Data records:

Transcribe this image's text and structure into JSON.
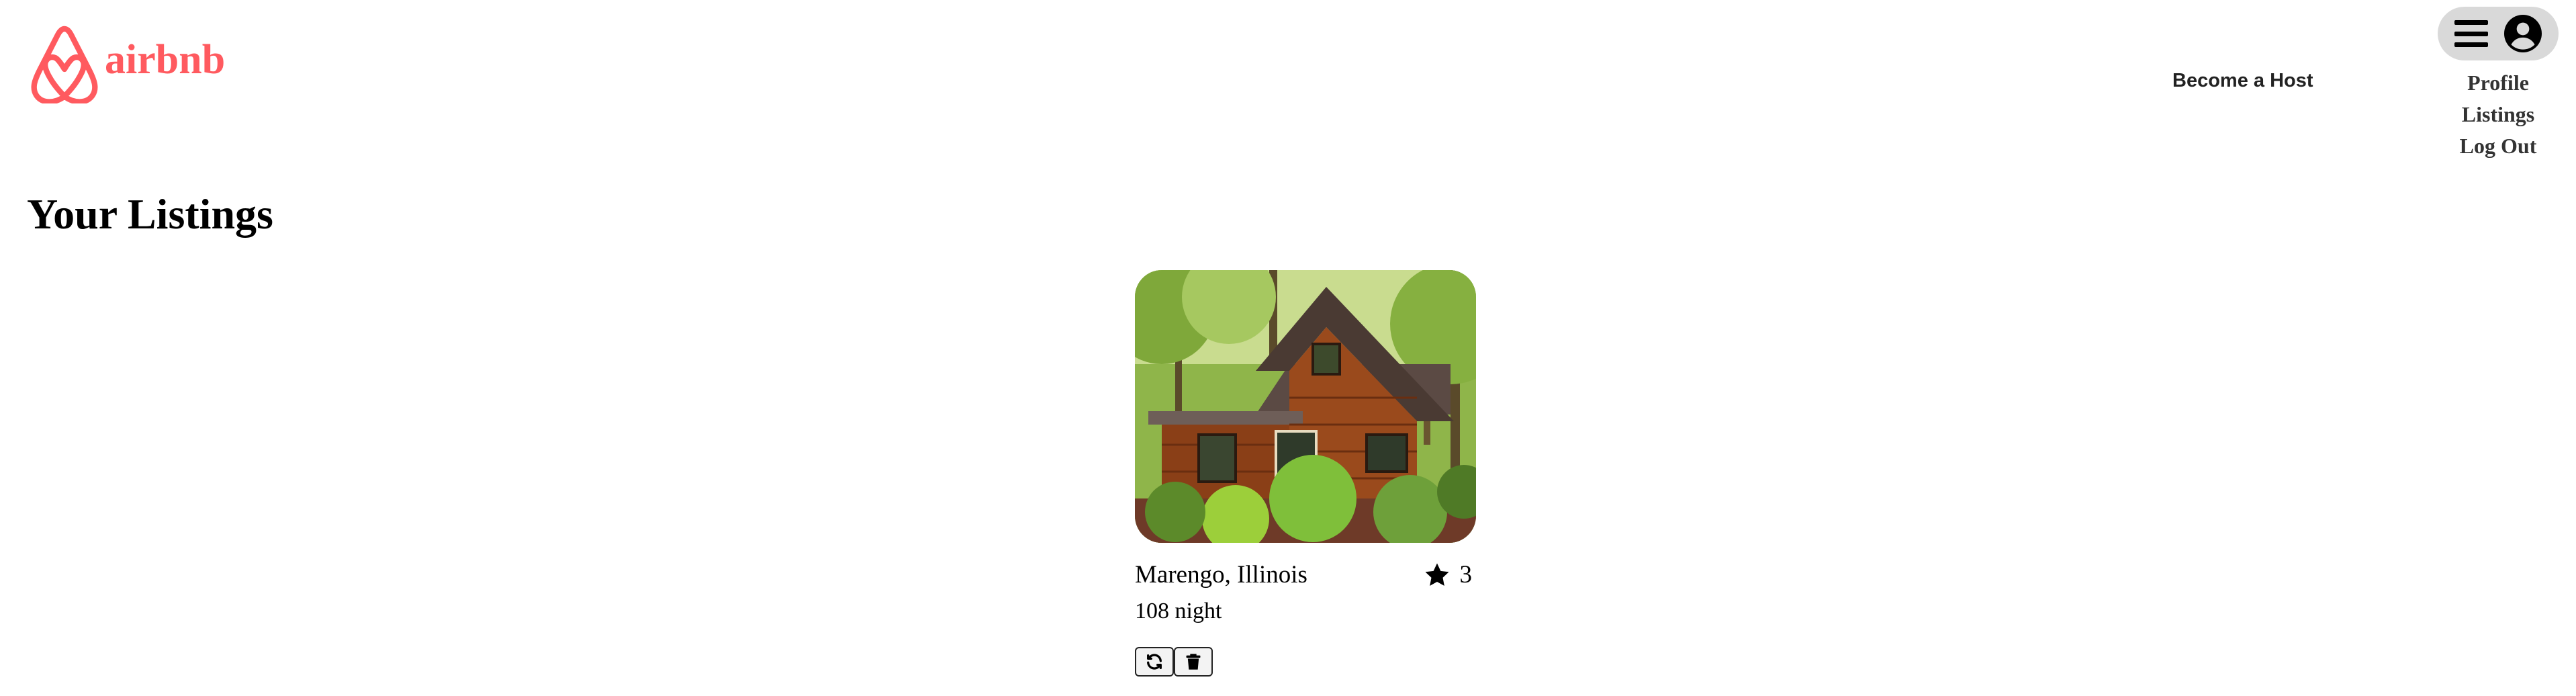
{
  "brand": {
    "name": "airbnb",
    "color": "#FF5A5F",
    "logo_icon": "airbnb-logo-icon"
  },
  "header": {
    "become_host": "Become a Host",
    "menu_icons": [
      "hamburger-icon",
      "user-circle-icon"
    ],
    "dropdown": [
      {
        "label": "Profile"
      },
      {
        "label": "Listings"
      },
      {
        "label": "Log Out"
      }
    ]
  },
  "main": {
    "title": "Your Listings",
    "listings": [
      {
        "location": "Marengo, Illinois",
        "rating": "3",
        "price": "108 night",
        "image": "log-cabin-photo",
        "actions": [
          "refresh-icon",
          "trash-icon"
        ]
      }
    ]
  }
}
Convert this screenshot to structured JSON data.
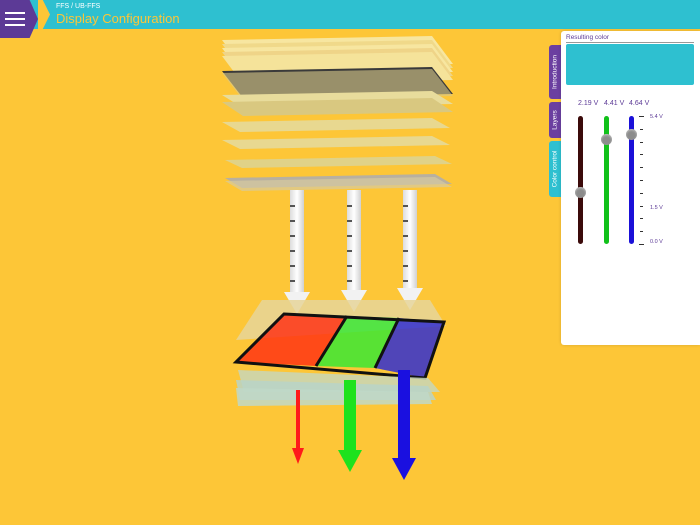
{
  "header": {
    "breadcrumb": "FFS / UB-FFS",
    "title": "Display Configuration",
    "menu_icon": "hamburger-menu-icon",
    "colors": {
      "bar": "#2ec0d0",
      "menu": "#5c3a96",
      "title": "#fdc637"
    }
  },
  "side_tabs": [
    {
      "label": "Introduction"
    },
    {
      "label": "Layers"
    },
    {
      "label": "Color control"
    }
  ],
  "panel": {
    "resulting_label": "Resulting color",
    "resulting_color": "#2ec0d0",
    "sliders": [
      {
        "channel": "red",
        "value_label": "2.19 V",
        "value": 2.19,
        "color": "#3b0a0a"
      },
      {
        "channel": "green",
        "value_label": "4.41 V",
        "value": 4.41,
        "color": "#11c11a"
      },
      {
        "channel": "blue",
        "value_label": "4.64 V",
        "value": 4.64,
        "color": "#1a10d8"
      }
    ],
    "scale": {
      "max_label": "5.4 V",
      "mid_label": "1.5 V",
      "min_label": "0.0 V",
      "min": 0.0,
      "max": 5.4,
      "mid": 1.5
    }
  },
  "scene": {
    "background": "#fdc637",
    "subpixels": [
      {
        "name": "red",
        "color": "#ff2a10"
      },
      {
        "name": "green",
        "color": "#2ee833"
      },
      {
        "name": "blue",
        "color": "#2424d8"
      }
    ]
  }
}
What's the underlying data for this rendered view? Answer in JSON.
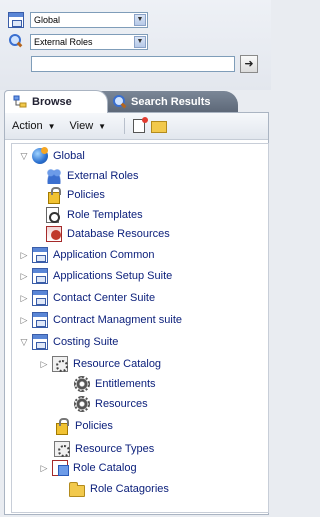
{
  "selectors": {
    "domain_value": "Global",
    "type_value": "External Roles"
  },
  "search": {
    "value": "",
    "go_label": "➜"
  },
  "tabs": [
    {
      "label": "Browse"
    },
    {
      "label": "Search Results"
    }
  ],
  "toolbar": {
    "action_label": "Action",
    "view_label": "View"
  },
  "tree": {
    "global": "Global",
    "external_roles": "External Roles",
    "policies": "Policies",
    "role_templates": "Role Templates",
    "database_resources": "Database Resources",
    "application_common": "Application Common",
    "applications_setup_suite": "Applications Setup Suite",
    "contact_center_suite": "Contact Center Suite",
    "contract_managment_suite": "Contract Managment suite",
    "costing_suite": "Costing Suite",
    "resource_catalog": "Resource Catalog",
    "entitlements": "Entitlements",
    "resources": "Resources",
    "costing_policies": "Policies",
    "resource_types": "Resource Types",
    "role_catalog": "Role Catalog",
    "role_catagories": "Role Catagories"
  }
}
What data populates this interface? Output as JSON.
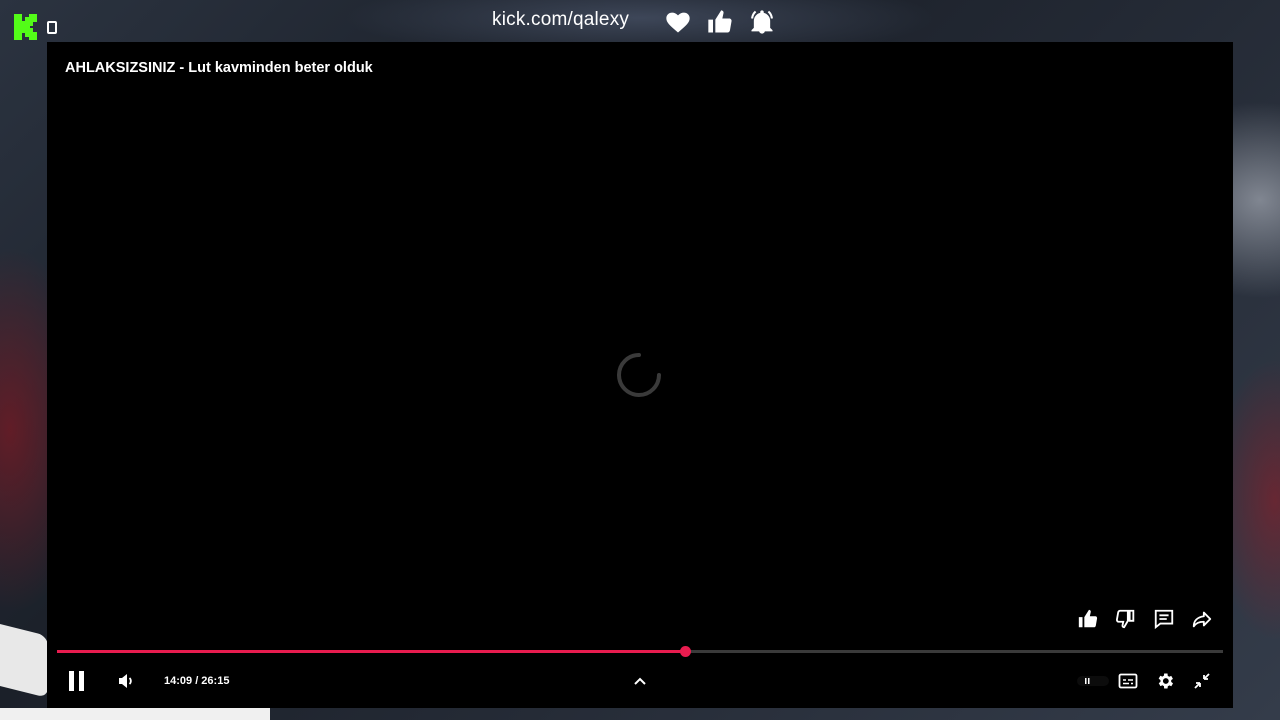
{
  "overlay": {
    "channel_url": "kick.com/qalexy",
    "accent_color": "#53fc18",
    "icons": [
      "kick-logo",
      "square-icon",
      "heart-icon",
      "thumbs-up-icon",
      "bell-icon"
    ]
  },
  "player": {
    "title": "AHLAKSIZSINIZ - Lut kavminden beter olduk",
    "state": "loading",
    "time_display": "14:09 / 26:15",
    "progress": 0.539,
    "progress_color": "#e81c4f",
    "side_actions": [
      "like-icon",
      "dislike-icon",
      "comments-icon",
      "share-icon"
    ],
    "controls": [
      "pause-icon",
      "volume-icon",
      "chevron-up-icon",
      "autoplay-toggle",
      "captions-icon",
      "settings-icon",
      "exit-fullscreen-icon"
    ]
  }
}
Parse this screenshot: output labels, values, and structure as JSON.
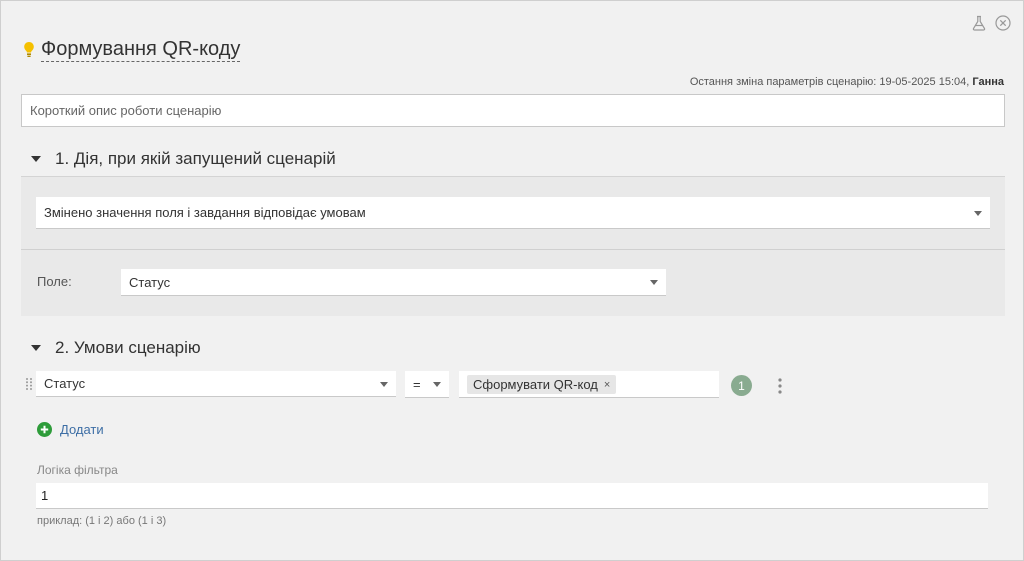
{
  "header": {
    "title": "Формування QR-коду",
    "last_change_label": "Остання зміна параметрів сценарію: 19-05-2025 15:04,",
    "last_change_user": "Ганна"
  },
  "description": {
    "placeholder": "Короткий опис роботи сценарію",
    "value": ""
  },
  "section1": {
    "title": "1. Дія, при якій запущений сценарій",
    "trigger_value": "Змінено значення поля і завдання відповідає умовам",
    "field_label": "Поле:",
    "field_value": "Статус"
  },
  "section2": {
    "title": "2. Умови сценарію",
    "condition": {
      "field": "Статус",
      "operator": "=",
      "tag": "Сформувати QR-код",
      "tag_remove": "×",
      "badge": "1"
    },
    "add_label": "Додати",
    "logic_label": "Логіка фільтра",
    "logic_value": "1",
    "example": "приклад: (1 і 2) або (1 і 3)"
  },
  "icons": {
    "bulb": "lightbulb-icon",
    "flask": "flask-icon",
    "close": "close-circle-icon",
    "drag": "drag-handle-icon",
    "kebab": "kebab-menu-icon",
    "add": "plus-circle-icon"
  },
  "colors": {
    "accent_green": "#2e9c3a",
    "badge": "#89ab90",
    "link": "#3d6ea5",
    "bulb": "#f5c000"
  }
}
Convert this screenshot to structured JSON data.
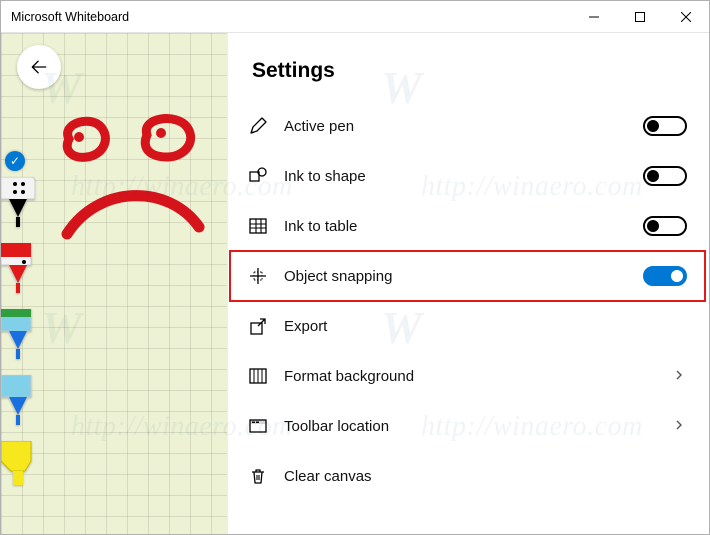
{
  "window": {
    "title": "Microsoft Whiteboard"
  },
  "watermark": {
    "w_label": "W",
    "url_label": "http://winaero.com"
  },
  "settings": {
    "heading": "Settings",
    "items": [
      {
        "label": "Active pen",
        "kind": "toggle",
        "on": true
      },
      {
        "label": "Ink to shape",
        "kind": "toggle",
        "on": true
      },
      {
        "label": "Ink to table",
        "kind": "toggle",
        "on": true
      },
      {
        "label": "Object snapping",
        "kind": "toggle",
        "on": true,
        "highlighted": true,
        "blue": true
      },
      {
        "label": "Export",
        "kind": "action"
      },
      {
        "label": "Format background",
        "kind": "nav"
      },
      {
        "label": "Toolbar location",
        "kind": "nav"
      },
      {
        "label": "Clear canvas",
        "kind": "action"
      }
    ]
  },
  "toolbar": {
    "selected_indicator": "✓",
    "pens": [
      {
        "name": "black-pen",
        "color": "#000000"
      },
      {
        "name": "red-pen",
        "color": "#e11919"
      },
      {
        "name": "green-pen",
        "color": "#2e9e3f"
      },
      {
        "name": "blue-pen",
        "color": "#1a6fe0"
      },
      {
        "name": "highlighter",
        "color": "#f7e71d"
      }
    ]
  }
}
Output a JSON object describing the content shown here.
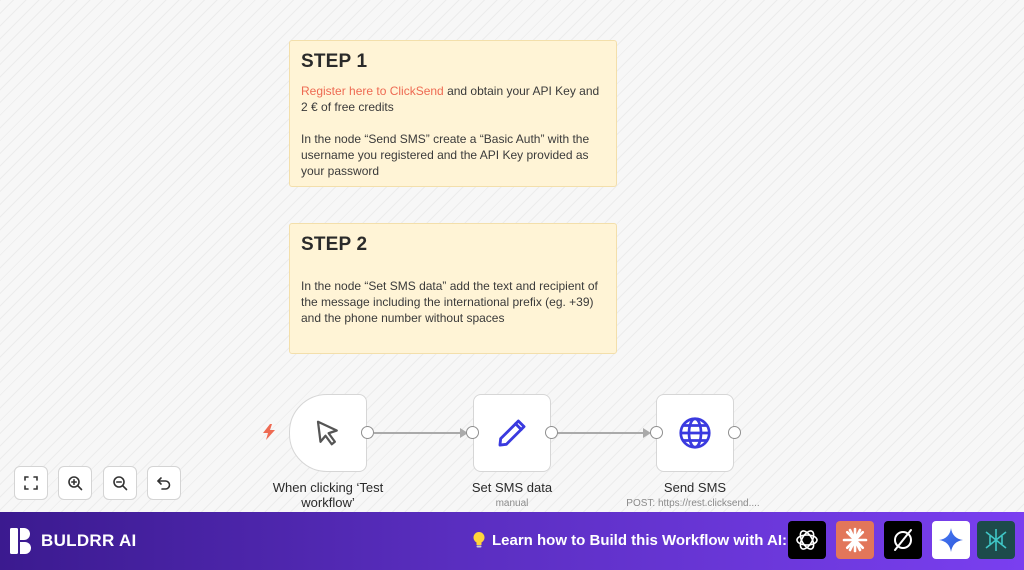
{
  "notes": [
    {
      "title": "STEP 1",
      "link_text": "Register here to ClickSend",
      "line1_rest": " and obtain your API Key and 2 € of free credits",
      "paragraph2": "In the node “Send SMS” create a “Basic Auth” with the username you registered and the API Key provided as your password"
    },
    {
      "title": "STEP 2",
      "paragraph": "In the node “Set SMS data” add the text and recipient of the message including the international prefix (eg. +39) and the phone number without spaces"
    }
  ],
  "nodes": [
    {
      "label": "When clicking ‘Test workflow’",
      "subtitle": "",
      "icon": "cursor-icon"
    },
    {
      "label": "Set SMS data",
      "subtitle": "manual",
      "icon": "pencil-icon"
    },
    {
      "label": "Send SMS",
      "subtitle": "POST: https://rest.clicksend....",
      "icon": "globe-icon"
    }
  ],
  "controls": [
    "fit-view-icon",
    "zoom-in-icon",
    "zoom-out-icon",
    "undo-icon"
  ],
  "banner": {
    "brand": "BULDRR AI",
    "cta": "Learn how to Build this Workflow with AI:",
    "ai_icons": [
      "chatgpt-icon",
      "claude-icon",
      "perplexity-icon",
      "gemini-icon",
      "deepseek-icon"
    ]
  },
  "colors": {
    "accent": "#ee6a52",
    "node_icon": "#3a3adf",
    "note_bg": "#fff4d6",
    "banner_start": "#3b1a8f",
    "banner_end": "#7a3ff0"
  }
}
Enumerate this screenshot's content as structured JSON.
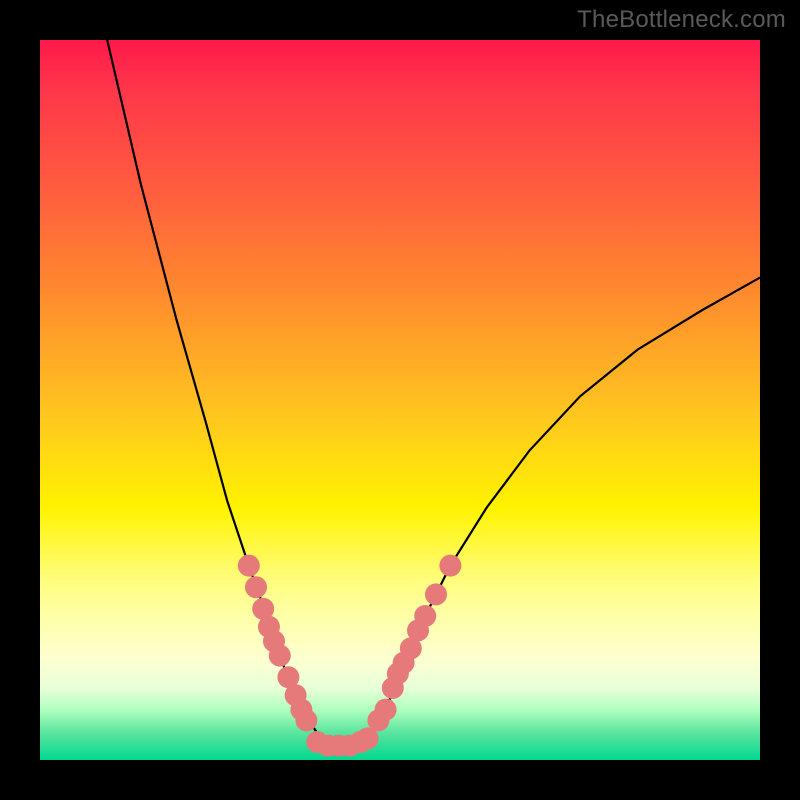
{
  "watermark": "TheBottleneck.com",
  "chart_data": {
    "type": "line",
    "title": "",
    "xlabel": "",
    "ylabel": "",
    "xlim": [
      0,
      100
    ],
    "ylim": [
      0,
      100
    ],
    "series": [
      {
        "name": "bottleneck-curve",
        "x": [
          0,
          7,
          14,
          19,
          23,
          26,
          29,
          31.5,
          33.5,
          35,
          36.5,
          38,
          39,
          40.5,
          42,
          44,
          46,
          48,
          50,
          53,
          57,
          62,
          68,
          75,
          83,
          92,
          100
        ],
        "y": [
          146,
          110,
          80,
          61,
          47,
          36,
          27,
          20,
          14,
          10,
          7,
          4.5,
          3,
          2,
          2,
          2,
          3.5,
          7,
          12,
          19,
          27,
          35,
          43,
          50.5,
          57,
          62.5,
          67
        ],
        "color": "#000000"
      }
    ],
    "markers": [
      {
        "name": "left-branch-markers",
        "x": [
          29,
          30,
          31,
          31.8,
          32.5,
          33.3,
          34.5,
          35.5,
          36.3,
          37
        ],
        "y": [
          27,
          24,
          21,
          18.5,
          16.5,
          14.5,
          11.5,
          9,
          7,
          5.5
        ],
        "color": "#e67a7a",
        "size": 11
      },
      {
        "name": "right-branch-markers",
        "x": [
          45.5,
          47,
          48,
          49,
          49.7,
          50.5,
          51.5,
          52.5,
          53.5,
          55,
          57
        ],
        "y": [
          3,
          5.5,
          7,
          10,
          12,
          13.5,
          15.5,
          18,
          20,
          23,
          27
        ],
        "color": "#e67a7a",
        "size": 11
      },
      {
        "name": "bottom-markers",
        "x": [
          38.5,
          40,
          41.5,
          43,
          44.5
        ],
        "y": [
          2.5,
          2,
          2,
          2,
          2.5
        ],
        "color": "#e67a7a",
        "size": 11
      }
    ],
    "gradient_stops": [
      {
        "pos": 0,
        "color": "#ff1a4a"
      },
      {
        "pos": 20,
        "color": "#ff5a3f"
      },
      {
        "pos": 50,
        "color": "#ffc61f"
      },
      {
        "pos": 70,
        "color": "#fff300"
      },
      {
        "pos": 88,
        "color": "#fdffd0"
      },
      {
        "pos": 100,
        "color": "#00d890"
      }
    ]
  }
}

> DIRECTIONS FOR THIS TASK
Across the records above, count the lines holding "airbnb" and reply with that number alone.

> FULL RESPONSE
2